FRAGMENTO DE TEXTO:
Rafael Moreno Valle Sánchez fue reconocido póstumamente por el Instituto Poblano del Deporte (Inpode) en el Paseo de Campeones y, a decir de su hijo, Tony Moreno Sánchez Abdala, el reconocimiento faltó hacérselo en vida.
“Te voy a contestar esto no como hijo, sino como aficionado del deporte. Por supuesto que le hizo falta porque lo merecía, fueron muchas décadas de trabajo, de sacrificio por mantener los deportes. Él estaría contento, pero estoy seguro, porque no le gustaba salir como la estrella, él estaría contento de que reconozcan a los deportistas en vida, de eso estaría contento y que sea el ejemplo de las nuevas generaciones, porque las nuevas generaciones tienen que tener motivadores y todos ellos son motivadores”.
Al borde de las lágrimas, Moreno Valle Abdala reconoció que lo emocionó que el nombre de su papá fuera escrito en letras de oro en la historia de deporte poblano y sintió orgullo por toda la promoción que hizo durante su vida.
“Es un momento muy sentimental, pero lo recibimos con mucho orgullo porque la realidad de las cosas, él se lo merecía. Se cansó de promover el deporte”.
En esta edición, el Inpode reconoció póstumamente a Moreno Valle Sánchez y a Enrique Montero Ponce, dos entrañables amigos y personajes inseparables, a decir de Moreno Valle Abdala:
“Sé que ellos estarán muy contentos. Sé que ahorita estarán festejando con un whiskito, como les gustaba, pero los extrañamos”.

EXTRACTOS DEL LISTADO:

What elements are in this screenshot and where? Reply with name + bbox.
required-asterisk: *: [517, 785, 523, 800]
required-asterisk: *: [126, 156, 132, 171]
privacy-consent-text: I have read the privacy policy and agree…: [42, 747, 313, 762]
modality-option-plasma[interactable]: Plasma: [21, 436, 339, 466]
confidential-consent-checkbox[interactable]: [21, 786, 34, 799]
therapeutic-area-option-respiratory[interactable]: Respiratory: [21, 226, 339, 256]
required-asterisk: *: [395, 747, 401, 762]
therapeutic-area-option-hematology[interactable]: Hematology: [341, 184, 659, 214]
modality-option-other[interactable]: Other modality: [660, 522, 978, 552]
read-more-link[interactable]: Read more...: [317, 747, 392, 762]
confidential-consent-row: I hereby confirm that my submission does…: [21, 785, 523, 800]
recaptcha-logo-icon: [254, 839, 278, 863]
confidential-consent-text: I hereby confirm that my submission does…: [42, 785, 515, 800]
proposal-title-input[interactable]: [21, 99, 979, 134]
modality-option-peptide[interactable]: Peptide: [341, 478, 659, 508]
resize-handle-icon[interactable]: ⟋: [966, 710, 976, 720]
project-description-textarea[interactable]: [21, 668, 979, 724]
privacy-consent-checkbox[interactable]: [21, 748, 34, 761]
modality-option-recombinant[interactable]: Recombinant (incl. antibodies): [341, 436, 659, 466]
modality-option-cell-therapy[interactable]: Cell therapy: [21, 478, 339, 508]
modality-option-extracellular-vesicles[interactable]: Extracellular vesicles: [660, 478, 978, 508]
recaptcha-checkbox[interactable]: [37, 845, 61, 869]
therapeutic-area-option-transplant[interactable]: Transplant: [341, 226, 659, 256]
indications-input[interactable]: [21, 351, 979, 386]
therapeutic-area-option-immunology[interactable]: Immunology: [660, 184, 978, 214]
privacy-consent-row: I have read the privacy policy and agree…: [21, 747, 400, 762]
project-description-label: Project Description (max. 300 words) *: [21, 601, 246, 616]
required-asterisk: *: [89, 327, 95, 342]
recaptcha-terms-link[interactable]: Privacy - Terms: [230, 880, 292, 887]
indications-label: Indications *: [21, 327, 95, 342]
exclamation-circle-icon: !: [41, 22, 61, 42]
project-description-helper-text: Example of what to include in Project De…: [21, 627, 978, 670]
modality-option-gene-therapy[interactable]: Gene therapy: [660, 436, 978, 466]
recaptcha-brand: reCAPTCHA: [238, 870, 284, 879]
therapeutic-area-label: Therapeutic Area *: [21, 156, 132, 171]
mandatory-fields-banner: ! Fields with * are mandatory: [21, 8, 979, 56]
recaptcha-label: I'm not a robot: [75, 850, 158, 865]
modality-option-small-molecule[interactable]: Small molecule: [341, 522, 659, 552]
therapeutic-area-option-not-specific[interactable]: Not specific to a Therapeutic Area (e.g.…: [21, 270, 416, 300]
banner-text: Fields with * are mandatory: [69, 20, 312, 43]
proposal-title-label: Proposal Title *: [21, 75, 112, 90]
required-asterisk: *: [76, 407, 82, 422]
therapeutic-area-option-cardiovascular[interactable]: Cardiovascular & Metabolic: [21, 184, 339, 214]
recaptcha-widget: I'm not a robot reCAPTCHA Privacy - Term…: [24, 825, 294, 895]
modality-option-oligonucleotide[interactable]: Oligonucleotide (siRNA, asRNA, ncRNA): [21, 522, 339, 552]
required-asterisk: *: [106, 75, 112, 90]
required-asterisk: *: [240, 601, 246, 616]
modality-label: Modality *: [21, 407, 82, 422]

SOLICITUD DE TRABAJO 1: Por favor, reproduce del fragmento de texto la parte que abre con las palabras que contienen "Rafael Moreno Valle" y cierra con "hacérselo en vida.".
SOLICITUD DE TRABAJO 2: Resume el fragmento de texto en dos oraciones.
SOLICITUD DE TRABAJO 3:
Contesta las siguientes preguntas sobre el fragmento de texto:
(a) ¿En qué lugar fue reconocido Rafael Moreno Valle Sánchez?
(b) ¿A qué otra persona reconoció póstumamente el Inpode en esta edición?
(c) Según el hijo de Moreno Valle Sánchez, ¿con qué estarán festejando los dos amigos?

SECCIÓN DE RESPUESTA 1:
Rafael Moreno Valle Sánchez fue reconocido póstumamente por el Instituto Poblano del Deporte (Inpode) en el Paseo de Campeones y, a decir de su hijo, Tony Moreno Sánchez Abdala, el reconocimiento faltó hacérselo en vida.

SECCIÓN DE RESPUESTA 2: El Instituto Poblano del Deporte (Inpode) reconoció de manera póstuma a Rafael Moreno Valle Sánchez y a Enrique Montero Ponce en el Paseo de Campeones. El hijo de Moreno Valle Sánchez afirmó que a su padre le faltó ese reconocimiento en vida, que lo merecía por décadas de trabajo y sacrificio por el deporte, y que la familia lo recibió con mucho orgullo.

SECCIÓN DE RESPUESTA 3:
(a) En el Paseo de Campeones.
(b) A Enrique Montero Ponce.
(c) Con un whiskito.